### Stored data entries
________
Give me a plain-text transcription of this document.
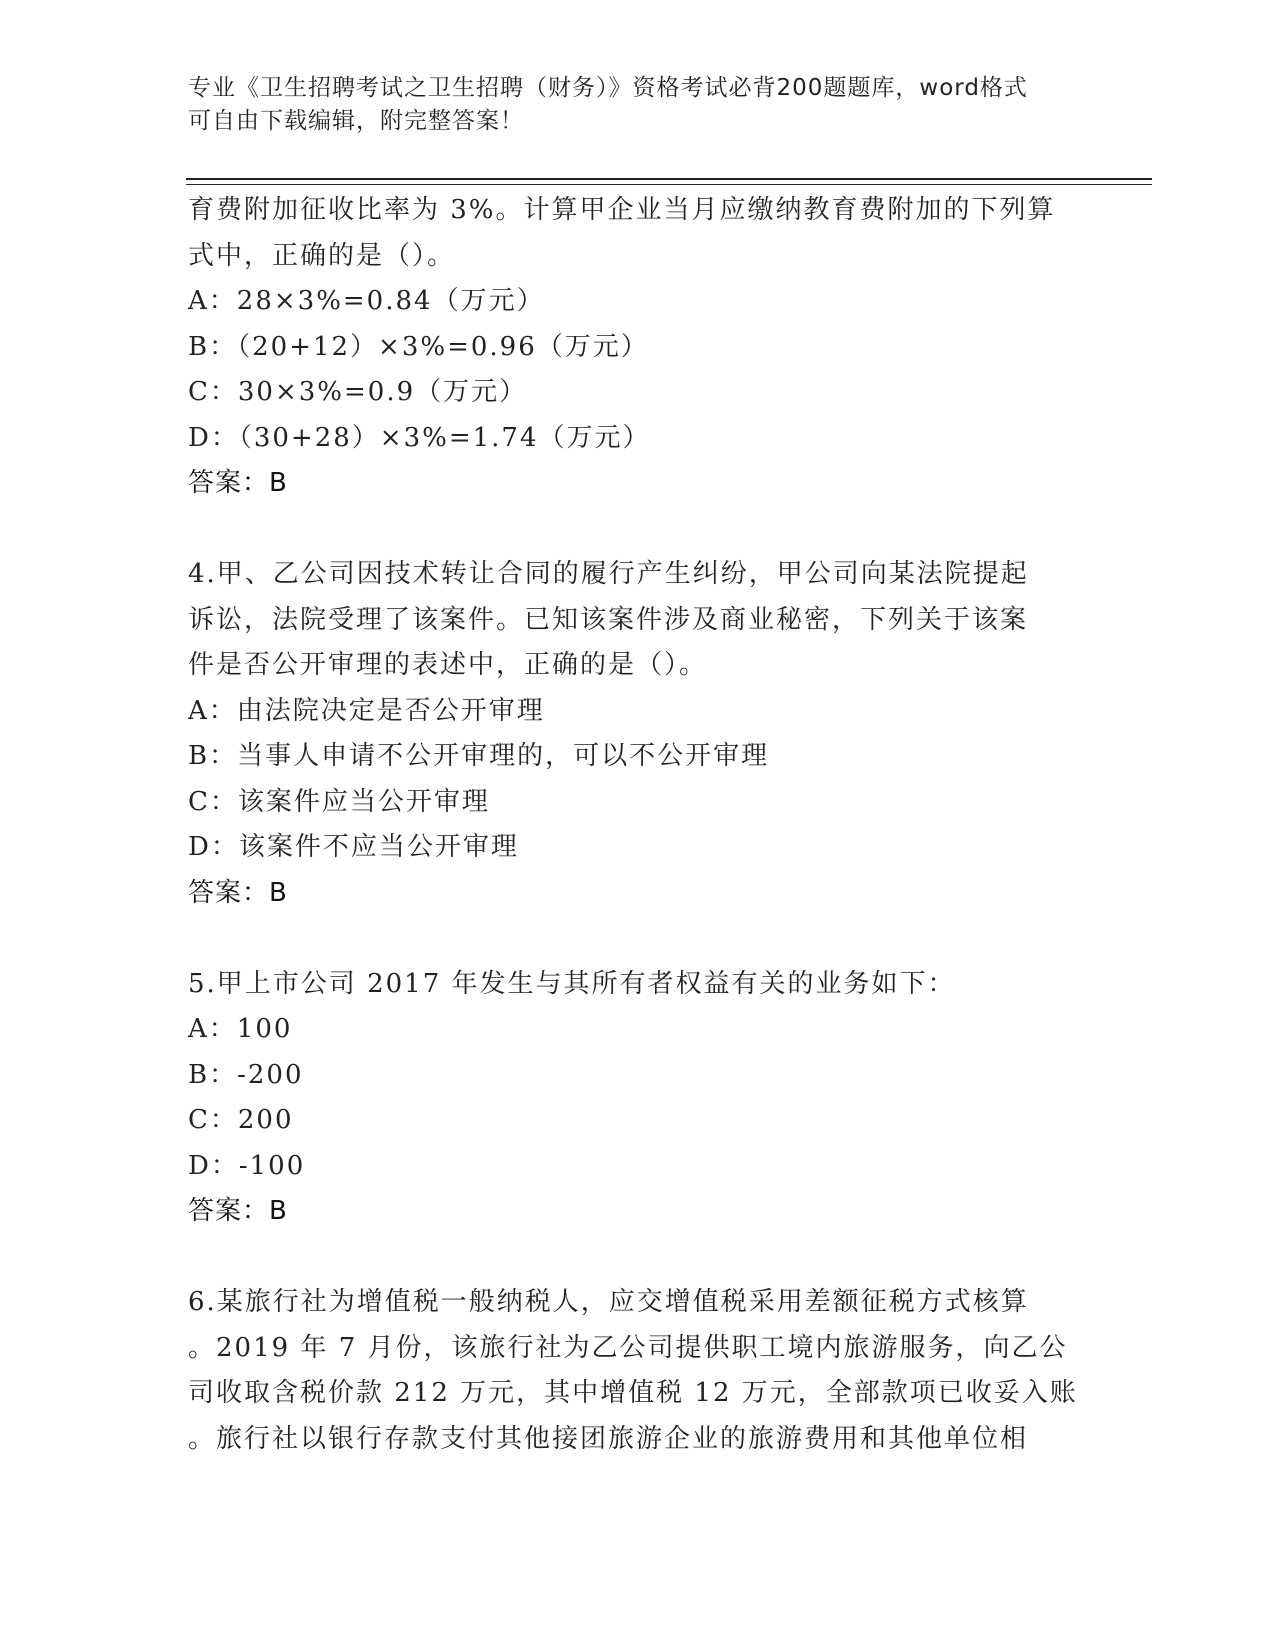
专业《卫生招聘考试之卫生招聘（财务）》资格考试必背200题题库，word格式
可自由下载编辑，附完整答案！
育费附加征收比率为 3%。计算甲企业当月应缴纳教育费附加的下列算
式中，正确的是（）。
A：28×3%=0.84（万元）
B：（20+12）×3%=0.96（万元）
C：30×3%=0.9（万元）
D：（30+28）×3%=1.74（万元）
答案：B
4.甲、乙公司因技术转让合同的履行产生纠纷，甲公司向某法院提起
诉讼，法院受理了该案件。已知该案件涉及商业秘密，下列关于该案
件是否公开审理的表述中，正确的是（）。
A：由法院决定是否公开审理
B：当事人申请不公开审理的，可以不公开审理
C：该案件应当公开审理
D：该案件不应当公开审理
答案：B
5.甲上市公司 2017 年发生与其所有者权益有关的业务如下：
A：100
B：-200
C：200
D：-100
答案：B
6.某旅行社为增值税一般纳税人，应交增值税采用差额征税方式核算
。2019 年 7 月份，该旅行社为乙公司提供职工境内旅游服务，向乙公
司收取含税价款 212 万元，其中增值税 12 万元，全部款项已收妥入账
。旅行社以银行存款支付其他接团旅游企业的旅游费用和其他单位相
________
### Exercise objective
Quote all the lines above exactly as given. Do not include the pictures.

### Response
Give me a plain-text transcription of this document.
专业《卫生招聘考试之卫生招聘（财务）》资格考试必背200题题库，word格式
可自由下载编辑，附完整答案！
育费附加征收比率为 3%。计算甲企业当月应缴纳教育费附加的下列算
式中，正确的是（）。
A：28×3%=0.84（万元）
B：（20+12）×3%=0.96（万元）
C：30×3%=0.9（万元）
D：（30+28）×3%=1.74（万元）
答案：B
4.甲、乙公司因技术转让合同的履行产生纠纷，甲公司向某法院提起
诉讼，法院受理了该案件。已知该案件涉及商业秘密，下列关于该案
件是否公开审理的表述中，正确的是（）。
A：由法院决定是否公开审理
B：当事人申请不公开审理的，可以不公开审理
C：该案件应当公开审理
D：该案件不应当公开审理
答案：B
5.甲上市公司 2017 年发生与其所有者权益有关的业务如下：
A：100
B：-200
C：200
D：-100
答案：B
6.某旅行社为增值税一般纳税人，应交增值税采用差额征税方式核算
。2019 年 7 月份，该旅行社为乙公司提供职工境内旅游服务，向乙公
司收取含税价款 212 万元，其中增值税 12 万元，全部款项已收妥入账
。旅行社以银行存款支付其他接团旅游企业的旅游费用和其他单位相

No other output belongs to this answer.